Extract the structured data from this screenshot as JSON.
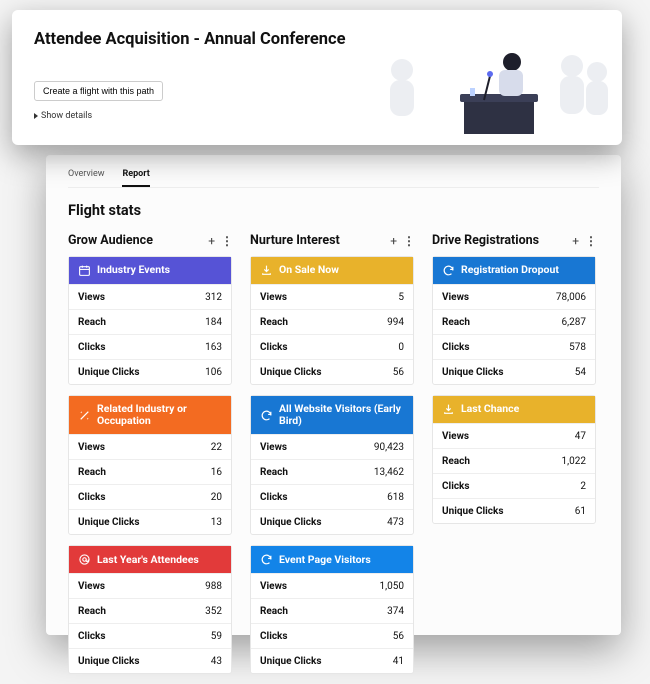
{
  "header": {
    "title": "Attendee Acquisition - Annual Conference",
    "create_btn": "Create a flight with this path",
    "show_details": "Show details"
  },
  "tabs": {
    "overview": "Overview",
    "report": "Report"
  },
  "section_title": "Flight stats",
  "metric_labels": {
    "views": "Views",
    "reach": "Reach",
    "clicks": "Clicks",
    "unique": "Unique Clicks"
  },
  "glyphs": {
    "plus": "+",
    "more": "⋮"
  },
  "columns": [
    {
      "title": "Grow Audience",
      "blocks": [
        {
          "name": "Industry Events",
          "color": "bh-purple",
          "icon": "calendar-icon",
          "views": "312",
          "reach": "184",
          "clicks": "163",
          "unique": "106"
        },
        {
          "name": "Related Industry or Occupation",
          "color": "bh-orange",
          "icon": "wand-icon",
          "views": "22",
          "reach": "16",
          "clicks": "20",
          "unique": "13"
        },
        {
          "name": "Last Year's Attendees",
          "color": "bh-red",
          "icon": "at-icon",
          "views": "988",
          "reach": "352",
          "clicks": "59",
          "unique": "43"
        }
      ]
    },
    {
      "title": "Nurture Interest",
      "blocks": [
        {
          "name": "On Sale Now",
          "color": "bh-gold",
          "icon": "download-icon",
          "views": "5",
          "reach": "994",
          "clicks": "0",
          "unique": "56"
        },
        {
          "name": "All Website Visitors (Early Bird)",
          "color": "bh-blue",
          "icon": "refresh-icon",
          "views": "90,423",
          "reach": "13,462",
          "clicks": "618",
          "unique": "473"
        },
        {
          "name": "Event Page Visitors",
          "color": "bh-blue2",
          "icon": "refresh-icon",
          "views": "1,050",
          "reach": "374",
          "clicks": "56",
          "unique": "41"
        }
      ]
    },
    {
      "title": "Drive Registrations",
      "blocks": [
        {
          "name": "Registration Dropout",
          "color": "bh-blue",
          "icon": "refresh-icon",
          "views": "78,006",
          "reach": "6,287",
          "clicks": "578",
          "unique": "54"
        },
        {
          "name": "Last Chance",
          "color": "bh-gold2",
          "icon": "download-icon",
          "views": "47",
          "reach": "1,022",
          "clicks": "2",
          "unique": "61"
        }
      ]
    }
  ]
}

_ _ _

Written instruction -> Give every record back exactly as it reads, with no images.

Answer to this problem ->
Extract the structured data from this screenshot as JSON.
{
  "header": {
    "title": "Attendee Acquisition - Annual Conference",
    "create_btn": "Create a flight with this path",
    "show_details": "Show details"
  },
  "tabs": {
    "overview": "Overview",
    "report": "Report"
  },
  "section_title": "Flight stats",
  "metric_labels": {
    "views": "Views",
    "reach": "Reach",
    "clicks": "Clicks",
    "unique": "Unique Clicks"
  },
  "glyphs": {
    "plus": "+",
    "more": "⋮"
  },
  "columns": [
    {
      "title": "Grow Audience",
      "blocks": [
        {
          "name": "Industry Events",
          "color": "bh-purple",
          "icon": "calendar-icon",
          "views": "312",
          "reach": "184",
          "clicks": "163",
          "unique": "106"
        },
        {
          "name": "Related Industry or Occupation",
          "color": "bh-orange",
          "icon": "wand-icon",
          "views": "22",
          "reach": "16",
          "clicks": "20",
          "unique": "13"
        },
        {
          "name": "Last Year's Attendees",
          "color": "bh-red",
          "icon": "at-icon",
          "views": "988",
          "reach": "352",
          "clicks": "59",
          "unique": "43"
        }
      ]
    },
    {
      "title": "Nurture Interest",
      "blocks": [
        {
          "name": "On Sale Now",
          "color": "bh-gold",
          "icon": "download-icon",
          "views": "5",
          "reach": "994",
          "clicks": "0",
          "unique": "56"
        },
        {
          "name": "All Website Visitors (Early Bird)",
          "color": "bh-blue",
          "icon": "refresh-icon",
          "views": "90,423",
          "reach": "13,462",
          "clicks": "618",
          "unique": "473"
        },
        {
          "name": "Event Page Visitors",
          "color": "bh-blue2",
          "icon": "refresh-icon",
          "views": "1,050",
          "reach": "374",
          "clicks": "56",
          "unique": "41"
        }
      ]
    },
    {
      "title": "Drive Registrations",
      "blocks": [
        {
          "name": "Registration Dropout",
          "color": "bh-blue",
          "icon": "refresh-icon",
          "views": "78,006",
          "reach": "6,287",
          "clicks": "578",
          "unique": "54"
        },
        {
          "name": "Last Chance",
          "color": "bh-gold2",
          "icon": "download-icon",
          "views": "47",
          "reach": "1,022",
          "clicks": "2",
          "unique": "61"
        }
      ]
    }
  ]
}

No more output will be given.